# GIVEN EXERCISE:
Output the entries below exactly as written, omitting pictures.

# INPUT MATERIAL:
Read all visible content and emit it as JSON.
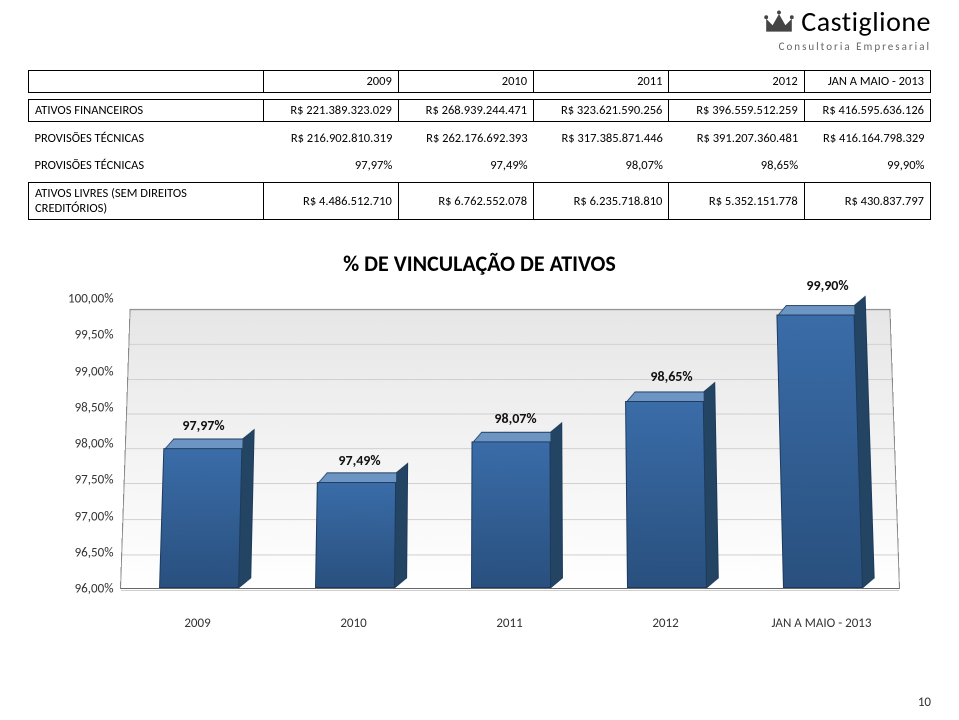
{
  "logo": {
    "name": "Castiglione",
    "tagline": "Consultoria Empresarial",
    "crown_color": "#444444"
  },
  "page_number": "10",
  "table": {
    "columns": [
      "",
      "2009",
      "2010",
      "2011",
      "2012",
      "JAN A MAIO - 2013"
    ],
    "col_widths_pct": [
      26,
      15,
      15,
      15,
      15,
      14
    ],
    "rows": [
      {
        "label": "ATIVOS FINANCEIROS",
        "cells": [
          "R$ 221.389.323.029",
          "R$ 268.939.244.471",
          "R$ 323.621.590.256",
          "R$ 396.559.512.259",
          "R$ 416.595.636.126"
        ],
        "boxed": true
      },
      {
        "label": "PROVISÕES TÉCNICAS",
        "cells": [
          "R$ 216.902.810.319",
          "R$ 262.176.692.393",
          "R$ 317.385.871.446",
          "R$ 391.207.360.481",
          "R$ 416.164.798.329"
        ],
        "boxed": false
      },
      {
        "label": "PROVISÕES TÉCNICAS",
        "cells": [
          "97,97%",
          "97,49%",
          "98,07%",
          "98,65%",
          "99,90%"
        ],
        "boxed": false
      },
      {
        "label": "ATIVOS LIVRES (SEM DIREITOS CREDITÓRIOS)",
        "cells": [
          "R$ 4.486.512.710",
          "R$ 6.762.552.078",
          "R$ 6.235.718.810",
          "R$ 5.352.151.778",
          "R$ 430.837.797"
        ],
        "boxed": true
      }
    ]
  },
  "chart": {
    "title": "% DE VINCULAÇÃO DE ATIVOS",
    "type": "bar-3d",
    "categories": [
      "2009",
      "2010",
      "2011",
      "2012",
      "JAN A MAIO - 2013"
    ],
    "values": [
      97.97,
      97.49,
      98.07,
      98.65,
      99.9
    ],
    "value_labels": [
      "97,97%",
      "97,49%",
      "98,07%",
      "98,65%",
      "99,90%"
    ],
    "ylim": [
      96.0,
      100.0
    ],
    "ytick_step": 0.5,
    "ytick_labels": [
      "96,00%",
      "96,50%",
      "97,00%",
      "97,50%",
      "98,00%",
      "98,50%",
      "99,00%",
      "99,50%",
      "100,00%"
    ],
    "bar_color_top": "#6d95c4",
    "bar_color_front_top": "#3a6ca8",
    "bar_color_front_bottom": "#29507e",
    "bar_color_side": "#234463",
    "bar_border": "#1d3a5c",
    "grid_color": "#cfcfcf",
    "background_top": "#e6e6e6",
    "background_bottom": "#ffffff",
    "title_fontsize": 22,
    "label_fontsize": 13,
    "value_fontsize": 14
  }
}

# SOLUTION FOR THIS EXERCISE:
Read all visible content and emit it as JSON.
{
  "logo": {
    "name": "Castiglione",
    "tagline": "Consultoria Empresarial",
    "crown_color": "#444444"
  },
  "page_number": "10",
  "table": {
    "columns": [
      "",
      "2009",
      "2010",
      "2011",
      "2012",
      "JAN A MAIO - 2013"
    ],
    "col_widths_pct": [
      26,
      15,
      15,
      15,
      15,
      14
    ],
    "rows": [
      {
        "label": "ATIVOS FINANCEIROS",
        "cells": [
          "R$ 221.389.323.029",
          "R$ 268.939.244.471",
          "R$ 323.621.590.256",
          "R$ 396.559.512.259",
          "R$ 416.595.636.126"
        ],
        "boxed": true
      },
      {
        "label": "PROVISÕES TÉCNICAS",
        "cells": [
          "R$ 216.902.810.319",
          "R$ 262.176.692.393",
          "R$ 317.385.871.446",
          "R$ 391.207.360.481",
          "R$ 416.164.798.329"
        ],
        "boxed": false
      },
      {
        "label": "PROVISÕES TÉCNICAS",
        "cells": [
          "97,97%",
          "97,49%",
          "98,07%",
          "98,65%",
          "99,90%"
        ],
        "boxed": false
      },
      {
        "label": "ATIVOS LIVRES (SEM DIREITOS CREDITÓRIOS)",
        "cells": [
          "R$ 4.486.512.710",
          "R$ 6.762.552.078",
          "R$ 6.235.718.810",
          "R$ 5.352.151.778",
          "R$ 430.837.797"
        ],
        "boxed": true
      }
    ]
  },
  "chart": {
    "title": "% DE VINCULAÇÃO DE ATIVOS",
    "type": "bar-3d",
    "categories": [
      "2009",
      "2010",
      "2011",
      "2012",
      "JAN A MAIO - 2013"
    ],
    "values": [
      97.97,
      97.49,
      98.07,
      98.65,
      99.9
    ],
    "value_labels": [
      "97,97%",
      "97,49%",
      "98,07%",
      "98,65%",
      "99,90%"
    ],
    "ylim": [
      96.0,
      100.0
    ],
    "ytick_step": 0.5,
    "ytick_labels": [
      "96,00%",
      "96,50%",
      "97,00%",
      "97,50%",
      "98,00%",
      "98,50%",
      "99,00%",
      "99,50%",
      "100,00%"
    ],
    "bar_color_top": "#6d95c4",
    "bar_color_front_top": "#3a6ca8",
    "bar_color_front_bottom": "#29507e",
    "bar_color_side": "#234463",
    "bar_border": "#1d3a5c",
    "grid_color": "#cfcfcf",
    "background_top": "#e6e6e6",
    "background_bottom": "#ffffff",
    "title_fontsize": 22,
    "label_fontsize": 13,
    "value_fontsize": 14
  }
}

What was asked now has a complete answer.